- Data records -
+ + + +
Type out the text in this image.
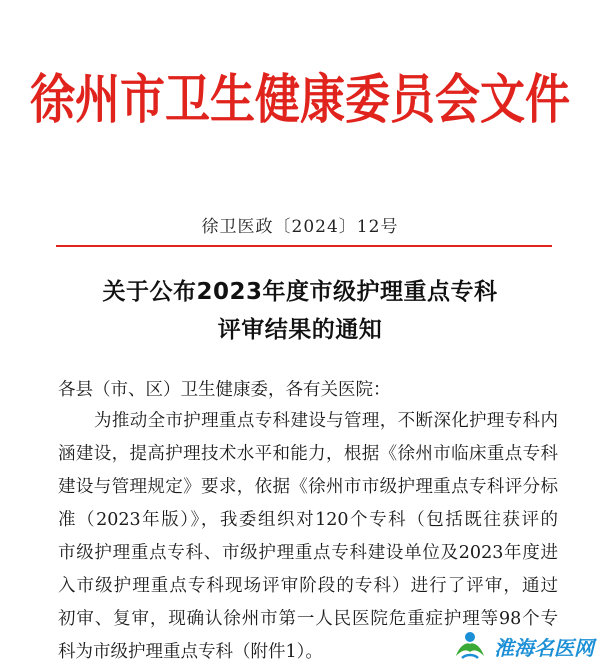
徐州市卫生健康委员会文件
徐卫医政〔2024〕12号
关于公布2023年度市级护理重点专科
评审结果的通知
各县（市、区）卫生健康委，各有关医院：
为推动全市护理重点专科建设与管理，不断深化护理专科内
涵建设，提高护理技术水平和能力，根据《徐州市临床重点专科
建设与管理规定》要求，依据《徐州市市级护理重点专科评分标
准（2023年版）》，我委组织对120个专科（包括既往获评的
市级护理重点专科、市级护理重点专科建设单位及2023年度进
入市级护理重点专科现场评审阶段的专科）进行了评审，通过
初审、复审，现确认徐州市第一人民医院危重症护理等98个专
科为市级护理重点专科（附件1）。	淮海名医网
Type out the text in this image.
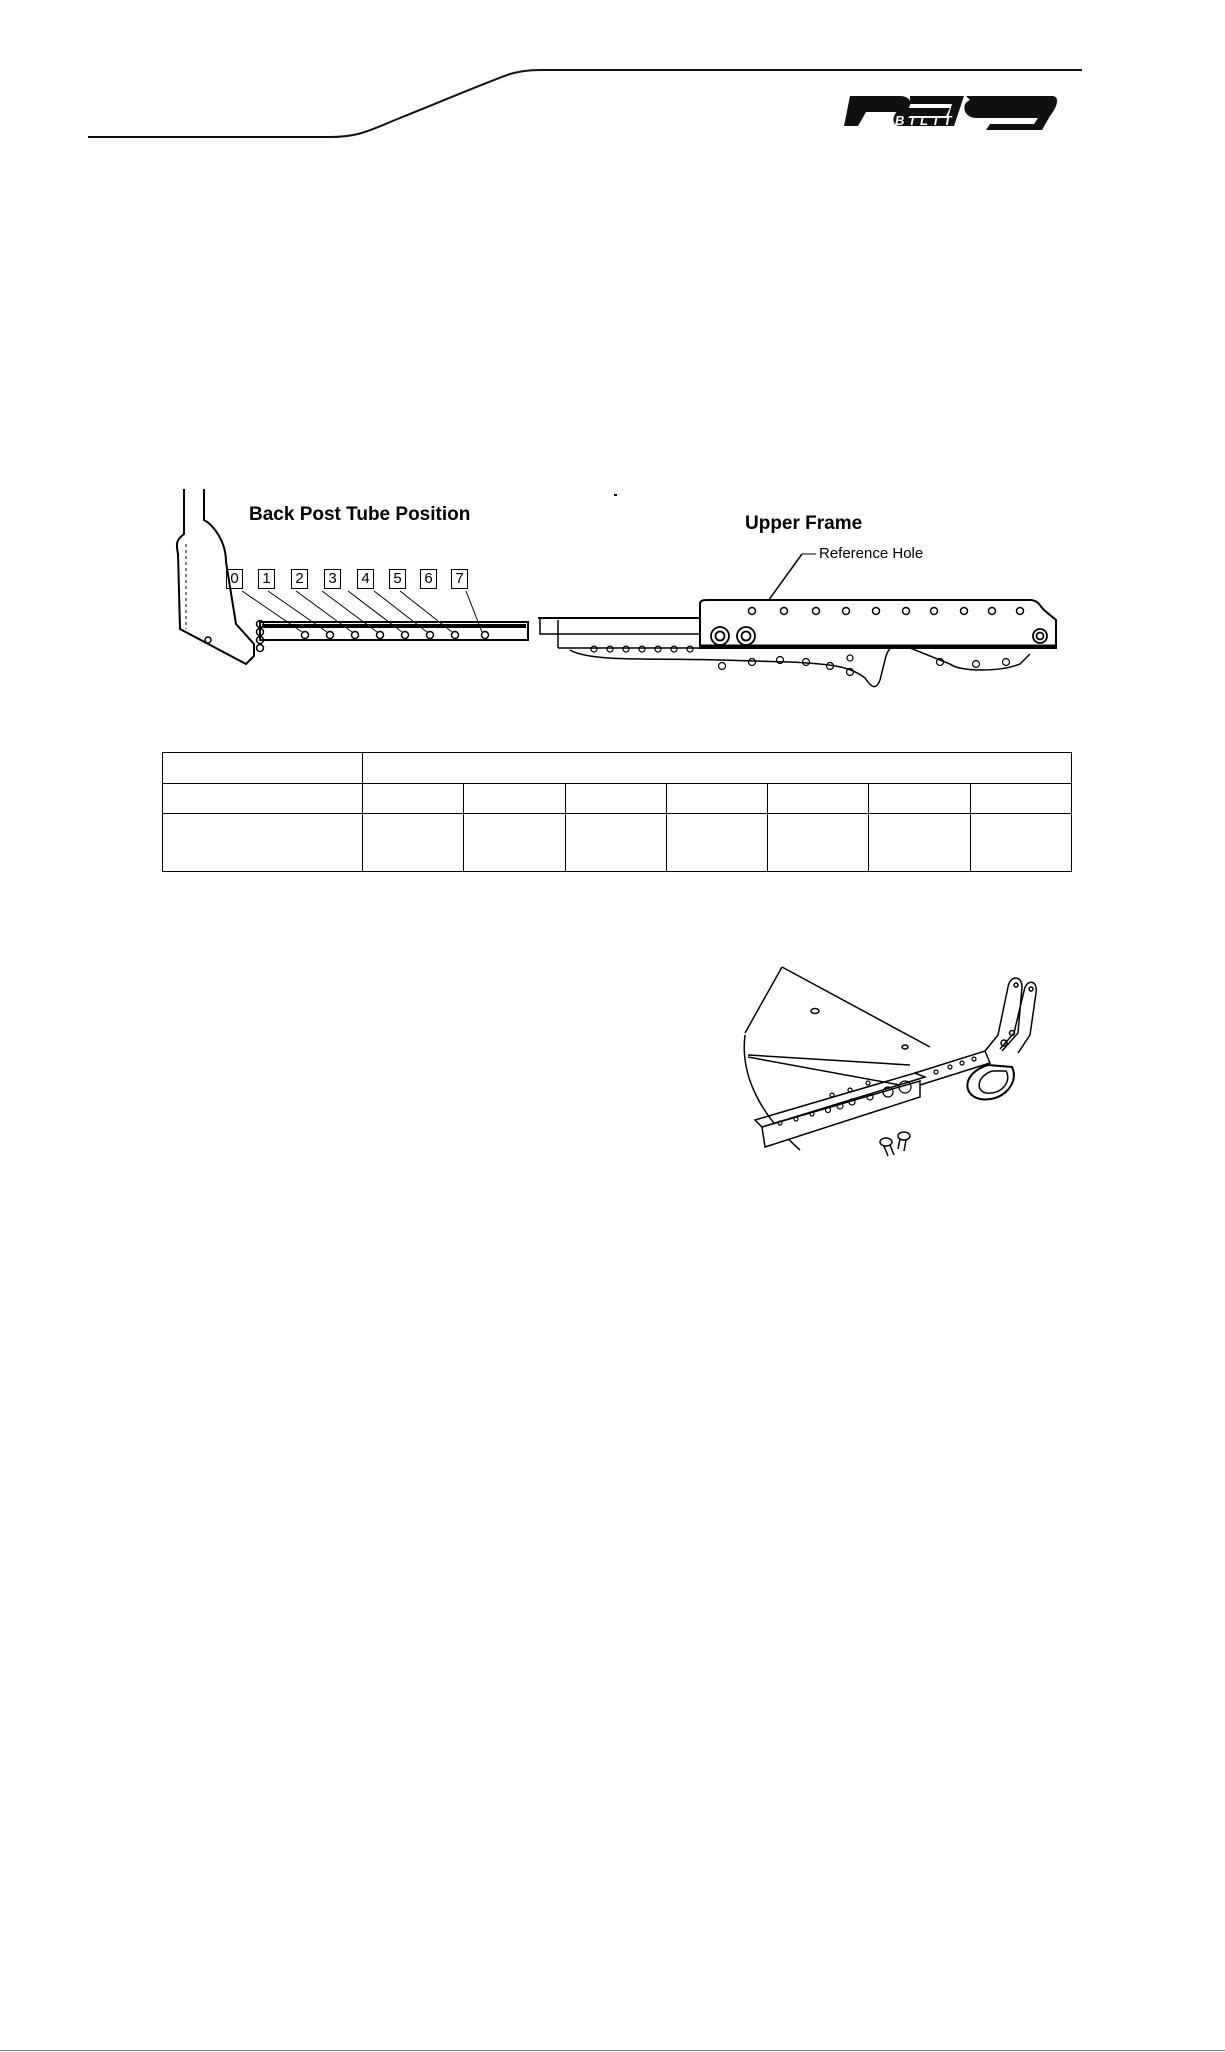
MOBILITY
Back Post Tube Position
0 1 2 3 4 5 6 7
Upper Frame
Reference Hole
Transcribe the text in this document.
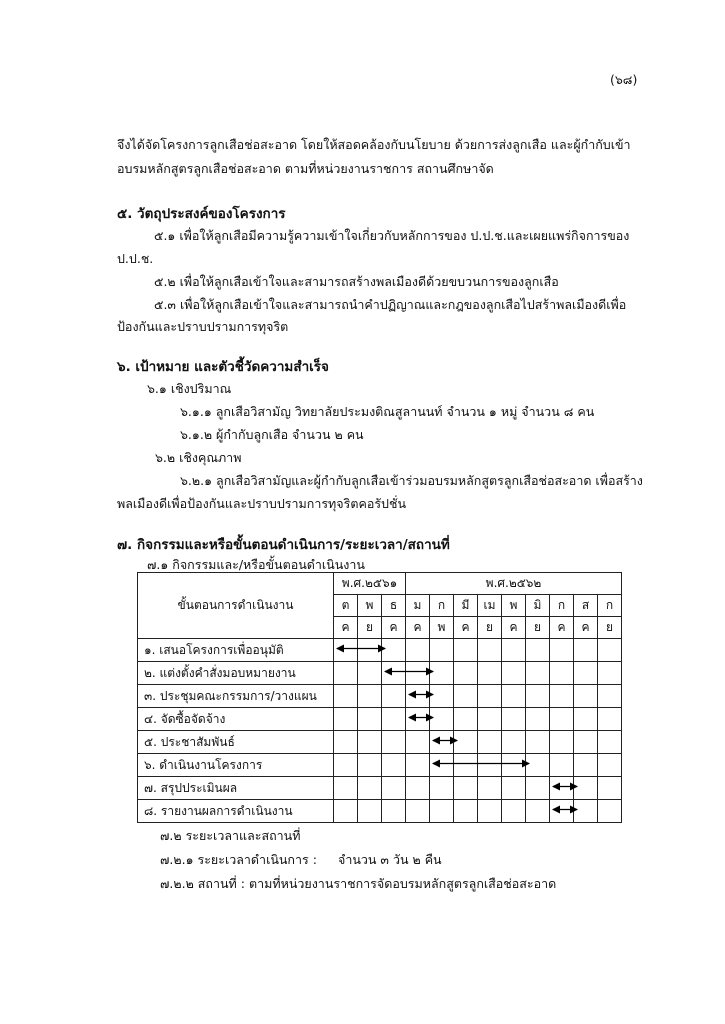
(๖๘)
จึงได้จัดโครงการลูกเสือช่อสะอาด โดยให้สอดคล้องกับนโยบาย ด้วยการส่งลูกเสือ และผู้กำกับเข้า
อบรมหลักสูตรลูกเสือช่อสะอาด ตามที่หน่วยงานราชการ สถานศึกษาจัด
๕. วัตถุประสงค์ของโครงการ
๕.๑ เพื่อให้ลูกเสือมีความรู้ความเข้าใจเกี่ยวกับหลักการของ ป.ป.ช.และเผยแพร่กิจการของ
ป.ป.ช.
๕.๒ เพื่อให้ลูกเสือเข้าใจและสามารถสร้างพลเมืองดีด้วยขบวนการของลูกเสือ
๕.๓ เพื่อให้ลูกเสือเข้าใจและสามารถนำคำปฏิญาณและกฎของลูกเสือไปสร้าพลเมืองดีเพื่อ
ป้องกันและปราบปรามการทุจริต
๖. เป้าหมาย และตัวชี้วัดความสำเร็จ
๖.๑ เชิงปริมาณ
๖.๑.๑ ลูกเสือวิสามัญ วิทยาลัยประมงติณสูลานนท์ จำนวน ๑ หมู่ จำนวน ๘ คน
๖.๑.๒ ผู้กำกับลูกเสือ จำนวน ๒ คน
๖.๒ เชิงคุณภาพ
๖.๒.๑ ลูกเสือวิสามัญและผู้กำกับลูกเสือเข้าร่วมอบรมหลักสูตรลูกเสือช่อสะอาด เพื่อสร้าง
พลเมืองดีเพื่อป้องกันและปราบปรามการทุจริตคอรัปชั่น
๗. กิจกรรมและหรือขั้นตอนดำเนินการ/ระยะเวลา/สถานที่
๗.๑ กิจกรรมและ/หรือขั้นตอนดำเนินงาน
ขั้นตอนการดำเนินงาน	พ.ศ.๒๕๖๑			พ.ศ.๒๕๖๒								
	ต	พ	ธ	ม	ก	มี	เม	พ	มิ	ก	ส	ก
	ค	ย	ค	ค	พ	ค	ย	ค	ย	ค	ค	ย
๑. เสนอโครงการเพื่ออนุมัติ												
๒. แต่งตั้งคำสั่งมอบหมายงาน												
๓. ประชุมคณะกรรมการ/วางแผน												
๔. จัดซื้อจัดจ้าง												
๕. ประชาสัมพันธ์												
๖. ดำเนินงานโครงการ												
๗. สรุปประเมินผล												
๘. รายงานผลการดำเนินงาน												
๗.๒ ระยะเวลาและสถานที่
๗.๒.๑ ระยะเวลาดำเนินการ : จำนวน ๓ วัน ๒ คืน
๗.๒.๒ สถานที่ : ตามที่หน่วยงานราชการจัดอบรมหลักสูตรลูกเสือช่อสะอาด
+ + + +
Count each line above in which the string "นตอนดำเน" appears, then state only the total.

- RESPONSE TO THIS TASK -
2